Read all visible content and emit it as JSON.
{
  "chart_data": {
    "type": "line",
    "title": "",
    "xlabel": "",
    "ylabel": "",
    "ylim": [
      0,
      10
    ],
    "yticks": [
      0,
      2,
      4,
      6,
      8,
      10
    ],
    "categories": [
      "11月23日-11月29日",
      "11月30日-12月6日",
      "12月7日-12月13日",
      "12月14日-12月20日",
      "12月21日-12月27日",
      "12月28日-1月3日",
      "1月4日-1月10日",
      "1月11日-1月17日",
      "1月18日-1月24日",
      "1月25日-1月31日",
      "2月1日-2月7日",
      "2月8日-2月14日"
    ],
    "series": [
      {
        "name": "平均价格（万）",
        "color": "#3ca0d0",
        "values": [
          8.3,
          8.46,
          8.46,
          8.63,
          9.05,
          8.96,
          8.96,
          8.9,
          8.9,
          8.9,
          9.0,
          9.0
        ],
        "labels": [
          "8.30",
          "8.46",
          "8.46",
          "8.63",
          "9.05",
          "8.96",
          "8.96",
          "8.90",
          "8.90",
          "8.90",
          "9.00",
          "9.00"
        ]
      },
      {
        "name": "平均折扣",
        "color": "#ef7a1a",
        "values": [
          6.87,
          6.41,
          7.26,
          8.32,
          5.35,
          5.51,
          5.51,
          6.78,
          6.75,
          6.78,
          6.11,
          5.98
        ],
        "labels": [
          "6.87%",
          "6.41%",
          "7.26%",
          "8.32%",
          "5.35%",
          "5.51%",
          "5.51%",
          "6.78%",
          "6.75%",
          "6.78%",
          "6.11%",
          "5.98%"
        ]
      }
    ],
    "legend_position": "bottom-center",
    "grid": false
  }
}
# # # # # # #
Please give back all of the records exactly as written.

Read all visible content and emit it as JSON.
{
  "chart_data": {
    "type": "line",
    "title": "",
    "xlabel": "",
    "ylabel": "",
    "ylim": [
      0,
      10
    ],
    "yticks": [
      0,
      2,
      4,
      6,
      8,
      10
    ],
    "categories": [
      "11月23日-11月29日",
      "11月30日-12月6日",
      "12月7日-12月13日",
      "12月14日-12月20日",
      "12月21日-12月27日",
      "12月28日-1月3日",
      "1月4日-1月10日",
      "1月11日-1月17日",
      "1月18日-1月24日",
      "1月25日-1月31日",
      "2月1日-2月7日",
      "2月8日-2月14日"
    ],
    "series": [
      {
        "name": "平均价格（万）",
        "color": "#3ca0d0",
        "values": [
          8.3,
          8.46,
          8.46,
          8.63,
          9.05,
          8.96,
          8.96,
          8.9,
          8.9,
          8.9,
          9.0,
          9.0
        ],
        "labels": [
          "8.30",
          "8.46",
          "8.46",
          "8.63",
          "9.05",
          "8.96",
          "8.96",
          "8.90",
          "8.90",
          "8.90",
          "9.00",
          "9.00"
        ]
      },
      {
        "name": "平均折扣",
        "color": "#ef7a1a",
        "values": [
          6.87,
          6.41,
          7.26,
          8.32,
          5.35,
          5.51,
          5.51,
          6.78,
          6.75,
          6.78,
          6.11,
          5.98
        ],
        "labels": [
          "6.87%",
          "6.41%",
          "7.26%",
          "8.32%",
          "5.35%",
          "5.51%",
          "5.51%",
          "6.78%",
          "6.75%",
          "6.78%",
          "6.11%",
          "5.98%"
        ]
      }
    ],
    "legend_position": "bottom-center",
    "grid": false
  }
}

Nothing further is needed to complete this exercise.